## [Extracted data entries]

=-=-=

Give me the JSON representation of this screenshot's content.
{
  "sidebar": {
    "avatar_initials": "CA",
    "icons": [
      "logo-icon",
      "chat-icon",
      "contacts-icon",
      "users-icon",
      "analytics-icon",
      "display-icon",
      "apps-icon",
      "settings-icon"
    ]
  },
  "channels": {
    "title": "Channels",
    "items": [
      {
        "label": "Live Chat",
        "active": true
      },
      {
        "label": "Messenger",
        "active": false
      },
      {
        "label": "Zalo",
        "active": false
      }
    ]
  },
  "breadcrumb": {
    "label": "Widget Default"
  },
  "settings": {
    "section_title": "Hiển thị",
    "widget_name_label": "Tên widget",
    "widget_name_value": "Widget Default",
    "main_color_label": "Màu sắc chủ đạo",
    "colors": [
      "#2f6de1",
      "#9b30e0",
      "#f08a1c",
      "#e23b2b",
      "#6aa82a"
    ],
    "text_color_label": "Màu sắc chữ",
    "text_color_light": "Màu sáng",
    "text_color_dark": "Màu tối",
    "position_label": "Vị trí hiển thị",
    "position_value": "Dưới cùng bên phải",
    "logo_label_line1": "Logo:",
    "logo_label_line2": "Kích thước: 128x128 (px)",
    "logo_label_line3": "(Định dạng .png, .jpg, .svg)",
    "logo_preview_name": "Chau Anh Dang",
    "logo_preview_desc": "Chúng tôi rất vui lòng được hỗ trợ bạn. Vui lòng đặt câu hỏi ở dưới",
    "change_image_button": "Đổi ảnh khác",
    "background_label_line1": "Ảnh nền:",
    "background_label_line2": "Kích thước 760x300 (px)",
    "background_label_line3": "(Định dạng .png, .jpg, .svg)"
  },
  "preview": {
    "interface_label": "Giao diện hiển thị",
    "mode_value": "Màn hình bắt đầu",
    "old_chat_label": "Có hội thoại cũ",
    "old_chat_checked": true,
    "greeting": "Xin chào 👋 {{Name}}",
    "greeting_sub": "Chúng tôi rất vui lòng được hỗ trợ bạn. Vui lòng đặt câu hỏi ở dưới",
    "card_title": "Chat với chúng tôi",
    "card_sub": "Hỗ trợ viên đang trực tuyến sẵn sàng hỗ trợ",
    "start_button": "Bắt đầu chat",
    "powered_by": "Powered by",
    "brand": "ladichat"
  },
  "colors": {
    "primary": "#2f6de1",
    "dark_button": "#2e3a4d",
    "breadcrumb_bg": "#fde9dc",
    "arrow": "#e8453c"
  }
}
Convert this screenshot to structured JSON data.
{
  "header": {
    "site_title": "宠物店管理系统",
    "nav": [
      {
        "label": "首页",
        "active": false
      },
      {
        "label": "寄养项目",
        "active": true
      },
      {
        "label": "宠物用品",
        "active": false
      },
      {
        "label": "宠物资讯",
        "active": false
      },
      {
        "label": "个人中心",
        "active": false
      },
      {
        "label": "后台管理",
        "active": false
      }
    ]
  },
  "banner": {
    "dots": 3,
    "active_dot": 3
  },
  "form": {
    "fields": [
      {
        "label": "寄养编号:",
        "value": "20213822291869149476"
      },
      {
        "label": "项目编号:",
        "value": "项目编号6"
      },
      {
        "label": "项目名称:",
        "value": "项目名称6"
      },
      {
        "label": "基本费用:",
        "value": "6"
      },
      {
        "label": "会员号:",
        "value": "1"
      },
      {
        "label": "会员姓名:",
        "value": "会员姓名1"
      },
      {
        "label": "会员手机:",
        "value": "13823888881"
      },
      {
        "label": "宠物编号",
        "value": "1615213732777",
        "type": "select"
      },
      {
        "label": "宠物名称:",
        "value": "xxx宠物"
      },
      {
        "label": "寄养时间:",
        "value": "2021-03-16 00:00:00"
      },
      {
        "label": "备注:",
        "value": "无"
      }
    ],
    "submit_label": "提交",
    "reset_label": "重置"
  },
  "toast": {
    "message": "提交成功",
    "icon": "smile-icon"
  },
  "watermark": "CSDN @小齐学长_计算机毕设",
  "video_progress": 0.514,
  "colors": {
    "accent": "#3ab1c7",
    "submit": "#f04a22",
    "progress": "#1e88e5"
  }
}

=-=-=

Word for word, write out the data.

## [RESULT OF THIS EXERCISE]
Give me the JSON representation of this screenshot's content.
{
  "sidebar": {
    "avatar_initials": "CA",
    "icons": [
      "logo-icon",
      "chat-icon",
      "contacts-icon",
      "users-icon",
      "analytics-icon",
      "display-icon",
      "apps-icon",
      "settings-icon"
    ]
  },
  "channels": {
    "title": "Channels",
    "items": [
      {
        "label": "Live Chat",
        "active": true
      },
      {
        "label": "Messenger",
        "active": false
      },
      {
        "label": "Zalo",
        "active": false
      }
    ]
  },
  "breadcrumb": {
    "label": "Widget Default"
  },
  "settings": {
    "section_title": "Hiển thị",
    "widget_name_label": "Tên widget",
    "widget_name_value": "Widget Default",
    "main_color_label": "Màu sắc chủ đạo",
    "colors": [
      "#2f6de1",
      "#9b30e0",
      "#f08a1c",
      "#e23b2b",
      "#6aa82a"
    ],
    "text_color_label": "Màu sắc chữ",
    "text_color_light": "Màu sáng",
    "text_color_dark": "Màu tối",
    "position_label": "Vị trí hiển thị",
    "position_value": "Dưới cùng bên phải",
    "logo_label_line1": "Logo:",
    "logo_label_line2": "Kích thước: 128x128 (px)",
    "logo_label_line3": "(Định dạng .png, .jpg, .svg)",
    "logo_preview_name": "Chau Anh Dang",
    "logo_preview_desc": "Chúng tôi rất vui lòng được hỗ trợ bạn. Vui lòng đặt câu hỏi ở dưới",
    "change_image_button": "Đổi ảnh khác",
    "background_label_line1": "Ảnh nền:",
    "background_label_line2": "Kích thước 760x300 (px)",
    "background_label_line3": "(Định dạng .png, .jpg, .svg)"
  },
  "preview": {
    "interface_label": "Giao diện hiển thị",
    "mode_value": "Màn hình bắt đầu",
    "old_chat_label": "Có hội thoại cũ",
    "old_chat_checked": true,
    "greeting": "Xin chào 👋 {{Name}}",
    "greeting_sub": "Chúng tôi rất vui lòng được hỗ trợ bạn. Vui lòng đặt câu hỏi ở dưới",
    "card_title": "Chat với chúng tôi",
    "card_sub": "Hỗ trợ viên đang trực tuyến sẵn sàng hỗ trợ",
    "start_button": "Bắt đầu chat",
    "powered_by": "Powered by",
    "brand": "ladichat"
  },
  "colors": {
    "primary": "#2f6de1",
    "dark_button": "#2e3a4d",
    "breadcrumb_bg": "#fde9dc",
    "arrow": "#e8453c"
  }
}
Convert this screenshot to structured JSON data.
{
  "header": {
    "site_title": "宠物店管理系统",
    "nav": [
      {
        "label": "首页",
        "active": false
      },
      {
        "label": "寄养项目",
        "active": true
      },
      {
        "label": "宠物用品",
        "active": false
      },
      {
        "label": "宠物资讯",
        "active": false
      },
      {
        "label": "个人中心",
        "active": false
      },
      {
        "label": "后台管理",
        "active": false
      }
    ]
  },
  "banner": {
    "dots": 3,
    "active_dot": 3
  },
  "form": {
    "fields": [
      {
        "label": "寄养编号:",
        "value": "20213822291869149476"
      },
      {
        "label": "项目编号:",
        "value": "项目编号6"
      },
      {
        "label": "项目名称:",
        "value": "项目名称6"
      },
      {
        "label": "基本费用:",
        "value": "6"
      },
      {
        "label": "会员号:",
        "value": "1"
      },
      {
        "label": "会员姓名:",
        "value": "会员姓名1"
      },
      {
        "label": "会员手机:",
        "value": "13823888881"
      },
      {
        "label": "宠物编号",
        "value": "1615213732777",
        "type": "select"
      },
      {
        "label": "宠物名称:",
        "value": "xxx宠物"
      },
      {
        "label": "寄养时间:",
        "value": "2021-03-16 00:00:00"
      },
      {
        "label": "备注:",
        "value": "无"
      }
    ],
    "submit_label": "提交",
    "reset_label": "重置"
  },
  "toast": {
    "message": "提交成功",
    "icon": "smile-icon"
  },
  "watermark": "CSDN @小齐学长_计算机毕设",
  "video_progress": 0.514,
  "colors": {
    "accent": "#3ab1c7",
    "submit": "#f04a22",
    "progress": "#1e88e5"
  }
}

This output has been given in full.